→ **Short task**
Go through the listing and pick out each line with the word "sites" in it.

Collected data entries
=====
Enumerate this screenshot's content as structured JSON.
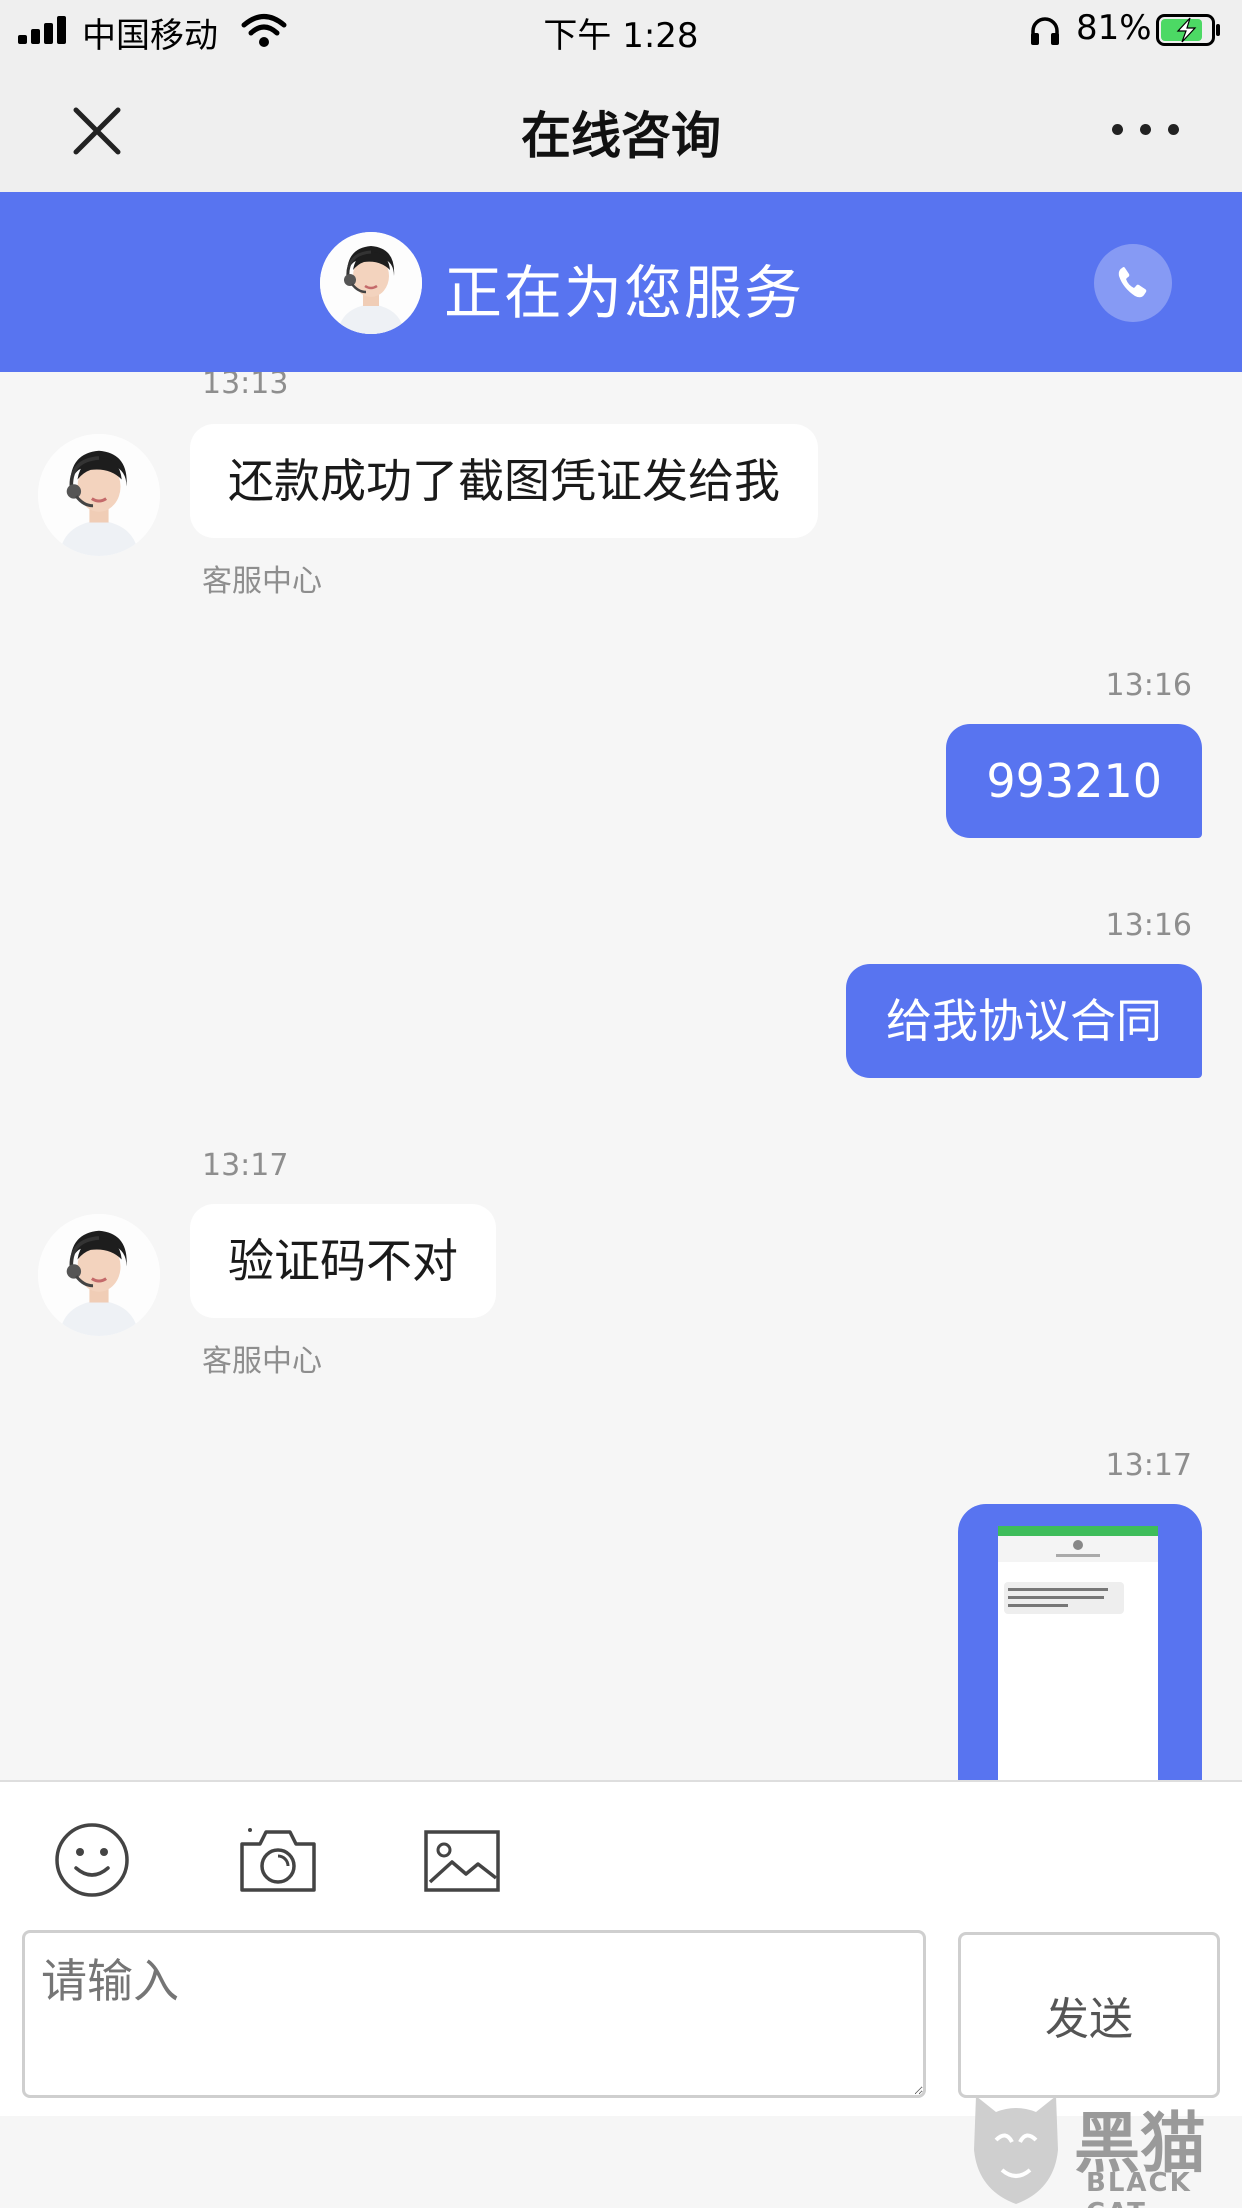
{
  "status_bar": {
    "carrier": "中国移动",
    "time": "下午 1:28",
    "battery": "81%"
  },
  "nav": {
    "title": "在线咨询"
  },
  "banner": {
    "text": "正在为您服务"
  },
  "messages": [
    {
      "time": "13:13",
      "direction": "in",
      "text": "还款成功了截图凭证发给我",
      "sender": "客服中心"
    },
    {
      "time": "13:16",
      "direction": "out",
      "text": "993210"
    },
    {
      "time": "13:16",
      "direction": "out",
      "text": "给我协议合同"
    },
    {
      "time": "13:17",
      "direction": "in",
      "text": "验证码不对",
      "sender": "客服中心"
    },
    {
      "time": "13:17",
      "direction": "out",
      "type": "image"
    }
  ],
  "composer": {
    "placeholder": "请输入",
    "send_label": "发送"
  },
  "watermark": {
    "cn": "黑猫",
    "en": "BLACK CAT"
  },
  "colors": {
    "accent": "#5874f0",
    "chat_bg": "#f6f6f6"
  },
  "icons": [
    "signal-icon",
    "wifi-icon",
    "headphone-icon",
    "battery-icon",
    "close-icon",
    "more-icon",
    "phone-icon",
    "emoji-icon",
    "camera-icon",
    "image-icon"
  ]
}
=====
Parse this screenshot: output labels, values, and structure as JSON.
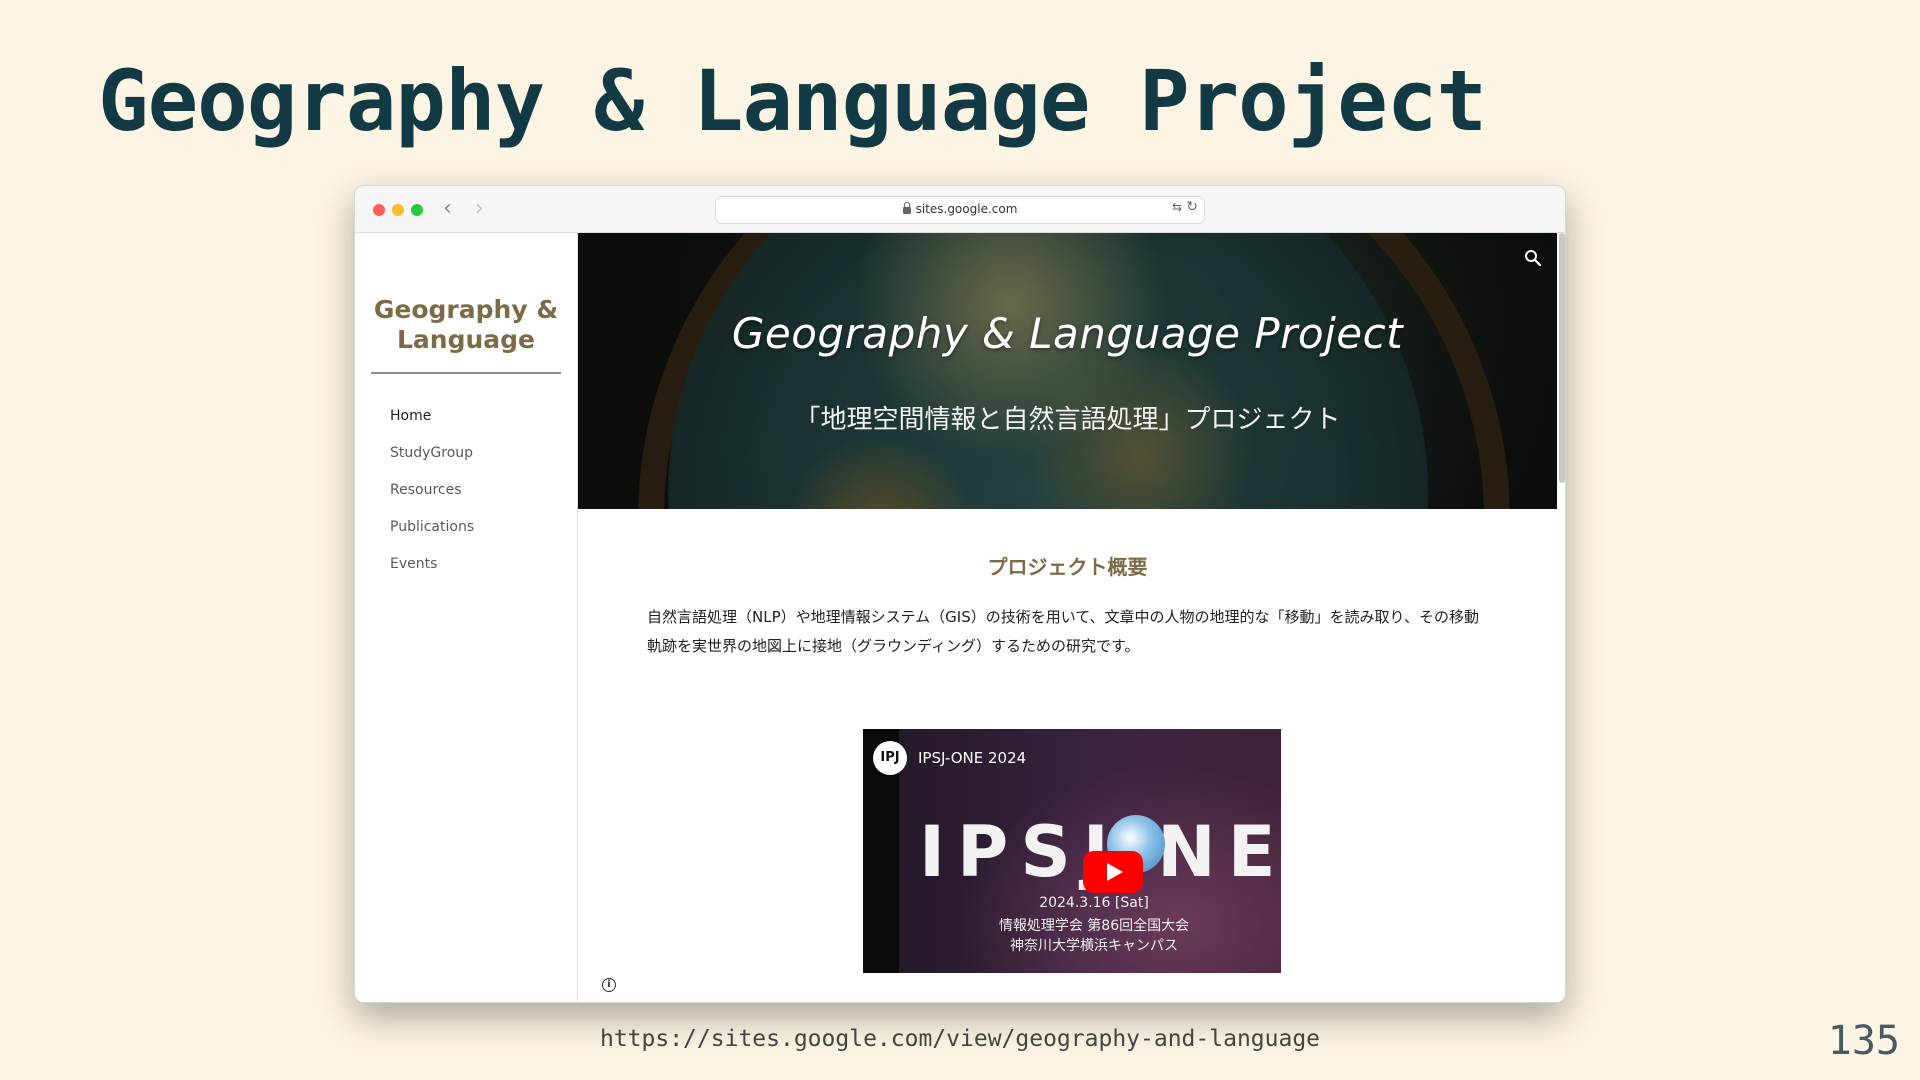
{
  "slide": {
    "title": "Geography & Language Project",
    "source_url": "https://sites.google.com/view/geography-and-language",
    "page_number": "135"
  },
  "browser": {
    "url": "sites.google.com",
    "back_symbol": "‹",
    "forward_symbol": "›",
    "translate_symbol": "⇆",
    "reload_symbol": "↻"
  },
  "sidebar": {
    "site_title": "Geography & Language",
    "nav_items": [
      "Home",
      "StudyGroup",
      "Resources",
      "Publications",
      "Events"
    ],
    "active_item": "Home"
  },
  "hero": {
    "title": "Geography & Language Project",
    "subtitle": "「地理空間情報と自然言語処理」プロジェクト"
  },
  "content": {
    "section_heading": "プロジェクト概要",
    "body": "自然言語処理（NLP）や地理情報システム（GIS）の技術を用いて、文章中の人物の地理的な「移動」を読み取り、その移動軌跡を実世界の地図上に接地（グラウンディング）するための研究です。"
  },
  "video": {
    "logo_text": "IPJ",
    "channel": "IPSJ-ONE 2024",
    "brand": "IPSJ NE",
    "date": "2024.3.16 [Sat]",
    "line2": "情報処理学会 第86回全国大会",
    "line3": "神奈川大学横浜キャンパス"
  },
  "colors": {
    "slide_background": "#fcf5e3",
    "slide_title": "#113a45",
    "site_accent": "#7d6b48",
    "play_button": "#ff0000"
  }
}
=====
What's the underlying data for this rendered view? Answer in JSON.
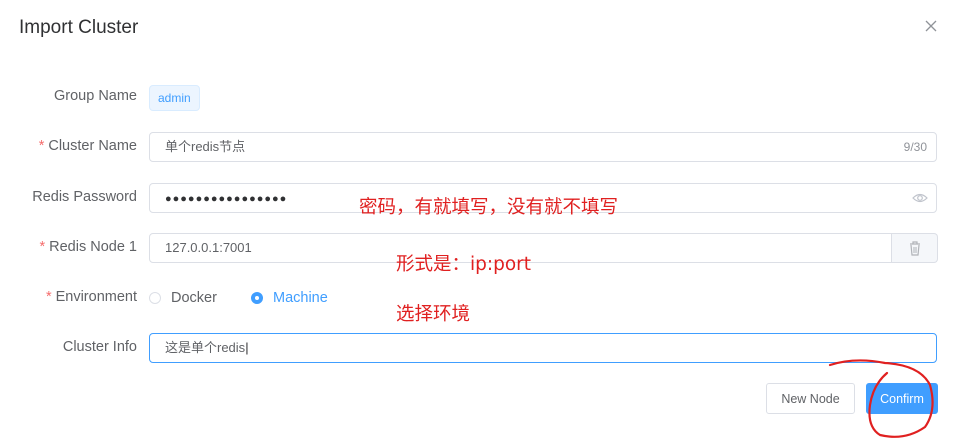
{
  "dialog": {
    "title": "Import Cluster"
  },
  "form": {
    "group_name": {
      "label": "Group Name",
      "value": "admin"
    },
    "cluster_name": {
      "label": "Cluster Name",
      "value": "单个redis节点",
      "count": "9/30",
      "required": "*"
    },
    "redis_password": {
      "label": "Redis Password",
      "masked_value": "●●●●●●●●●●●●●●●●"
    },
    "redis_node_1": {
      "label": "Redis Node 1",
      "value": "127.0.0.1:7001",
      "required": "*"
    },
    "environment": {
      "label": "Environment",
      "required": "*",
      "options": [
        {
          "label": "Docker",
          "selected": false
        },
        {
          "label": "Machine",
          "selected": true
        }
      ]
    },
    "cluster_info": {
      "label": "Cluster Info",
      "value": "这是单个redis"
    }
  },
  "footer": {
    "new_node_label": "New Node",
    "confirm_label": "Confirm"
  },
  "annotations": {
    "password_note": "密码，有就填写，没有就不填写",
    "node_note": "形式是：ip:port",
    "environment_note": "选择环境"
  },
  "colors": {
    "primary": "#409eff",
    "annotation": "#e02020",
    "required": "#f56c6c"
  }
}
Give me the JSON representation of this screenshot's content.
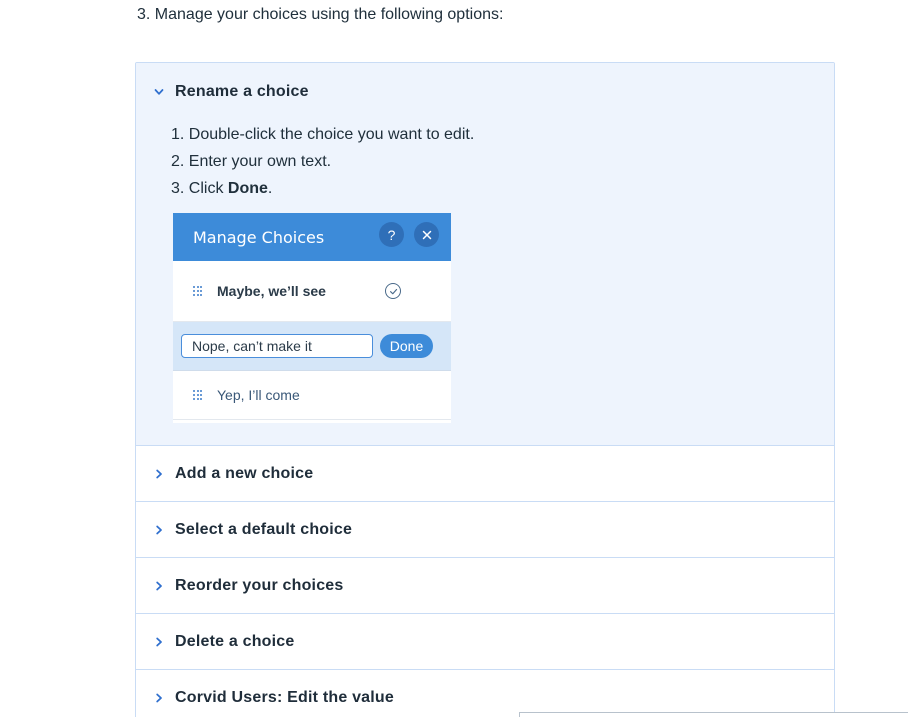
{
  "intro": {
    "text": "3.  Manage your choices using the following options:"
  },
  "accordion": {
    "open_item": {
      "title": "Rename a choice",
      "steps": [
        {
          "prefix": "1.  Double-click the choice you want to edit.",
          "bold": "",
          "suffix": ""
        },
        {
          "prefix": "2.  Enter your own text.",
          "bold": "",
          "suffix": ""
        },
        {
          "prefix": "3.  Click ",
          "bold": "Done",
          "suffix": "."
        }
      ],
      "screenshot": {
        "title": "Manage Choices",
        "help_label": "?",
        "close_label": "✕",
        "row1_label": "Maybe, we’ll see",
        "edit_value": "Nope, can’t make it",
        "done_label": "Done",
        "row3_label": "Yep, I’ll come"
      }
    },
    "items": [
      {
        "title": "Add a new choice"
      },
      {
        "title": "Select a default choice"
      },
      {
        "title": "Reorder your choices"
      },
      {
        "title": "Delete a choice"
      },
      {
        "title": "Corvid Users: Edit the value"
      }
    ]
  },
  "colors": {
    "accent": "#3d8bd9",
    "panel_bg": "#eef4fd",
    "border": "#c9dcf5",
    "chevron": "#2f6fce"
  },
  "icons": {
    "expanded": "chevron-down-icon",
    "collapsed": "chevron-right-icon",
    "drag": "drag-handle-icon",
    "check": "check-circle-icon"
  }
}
=====
→ **Final result**
    "source_url": "https://sites.google.com/view/geography-and-language",
    "url": "sites.google.com",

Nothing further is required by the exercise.